** start of Stored rows **

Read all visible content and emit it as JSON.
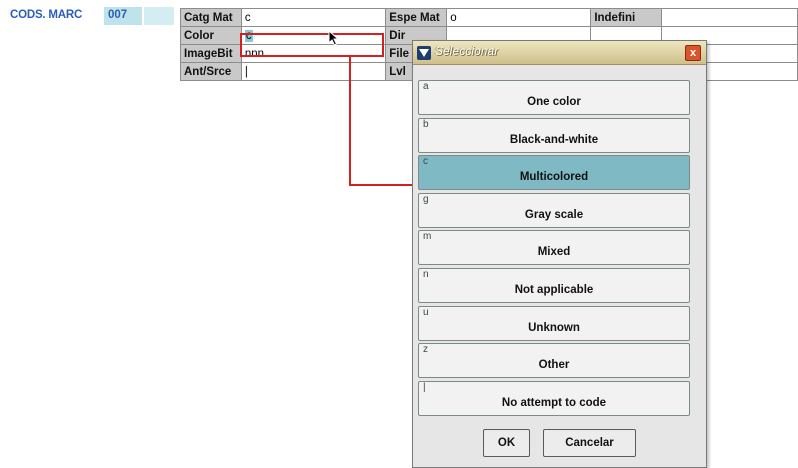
{
  "marc": {
    "label": "CODS. MARC",
    "tag": "007"
  },
  "grid": {
    "rows": [
      [
        {
          "label": "Catg Mat",
          "value": "c"
        },
        {
          "label": "Espe Mat",
          "value": "o"
        },
        {
          "label": "Indefini",
          "value": ""
        }
      ],
      [
        {
          "label": "Color",
          "value": "c"
        },
        {
          "label": "Dir",
          "value": ""
        }
      ],
      [
        {
          "label": "ImageBit",
          "value": "nnn"
        },
        {
          "label": "File",
          "value": ""
        }
      ],
      [
        {
          "label": "Ant/Srce",
          "value": "|"
        },
        {
          "label": "Lvl",
          "value": ""
        }
      ]
    ]
  },
  "dialog": {
    "title": "Seleccionar",
    "close": "x",
    "options": [
      {
        "code": "a",
        "label": "One color"
      },
      {
        "code": "b",
        "label": "Black-and-white"
      },
      {
        "code": "c",
        "label": "Multicolored"
      },
      {
        "code": "g",
        "label": "Gray scale"
      },
      {
        "code": "m",
        "label": "Mixed"
      },
      {
        "code": "n",
        "label": "Not applicable"
      },
      {
        "code": "u",
        "label": "Unknown"
      },
      {
        "code": "z",
        "label": "Other"
      },
      {
        "code": "|",
        "label": "No attempt to code"
      }
    ],
    "selected_code": "c",
    "ok_label": "OK",
    "cancel_label": "Cancelar"
  },
  "colors": {
    "selected": "#7fb9c3",
    "highlight": "#d42020",
    "brand": "#2a5db8"
  }
}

** end of Stored rows **

# Stated exercise
Restate the records word for word, omitting images.

# Result of this exercise
Read all visible content and emit it as JSON.
{
  "marc": {
    "label": "CODS. MARC",
    "tag": "007"
  },
  "grid": {
    "rows": [
      [
        {
          "label": "Catg Mat",
          "value": "c"
        },
        {
          "label": "Espe Mat",
          "value": "o"
        },
        {
          "label": "Indefini",
          "value": ""
        }
      ],
      [
        {
          "label": "Color",
          "value": "c"
        },
        {
          "label": "Dir",
          "value": ""
        }
      ],
      [
        {
          "label": "ImageBit",
          "value": "nnn"
        },
        {
          "label": "File",
          "value": ""
        }
      ],
      [
        {
          "label": "Ant/Srce",
          "value": "|"
        },
        {
          "label": "Lvl",
          "value": ""
        }
      ]
    ]
  },
  "dialog": {
    "title": "Seleccionar",
    "close": "x",
    "options": [
      {
        "code": "a",
        "label": "One color"
      },
      {
        "code": "b",
        "label": "Black-and-white"
      },
      {
        "code": "c",
        "label": "Multicolored"
      },
      {
        "code": "g",
        "label": "Gray scale"
      },
      {
        "code": "m",
        "label": "Mixed"
      },
      {
        "code": "n",
        "label": "Not applicable"
      },
      {
        "code": "u",
        "label": "Unknown"
      },
      {
        "code": "z",
        "label": "Other"
      },
      {
        "code": "|",
        "label": "No attempt to code"
      }
    ],
    "selected_code": "c",
    "ok_label": "OK",
    "cancel_label": "Cancelar"
  },
  "colors": {
    "selected": "#7fb9c3",
    "highlight": "#d42020",
    "brand": "#2a5db8"
  }
}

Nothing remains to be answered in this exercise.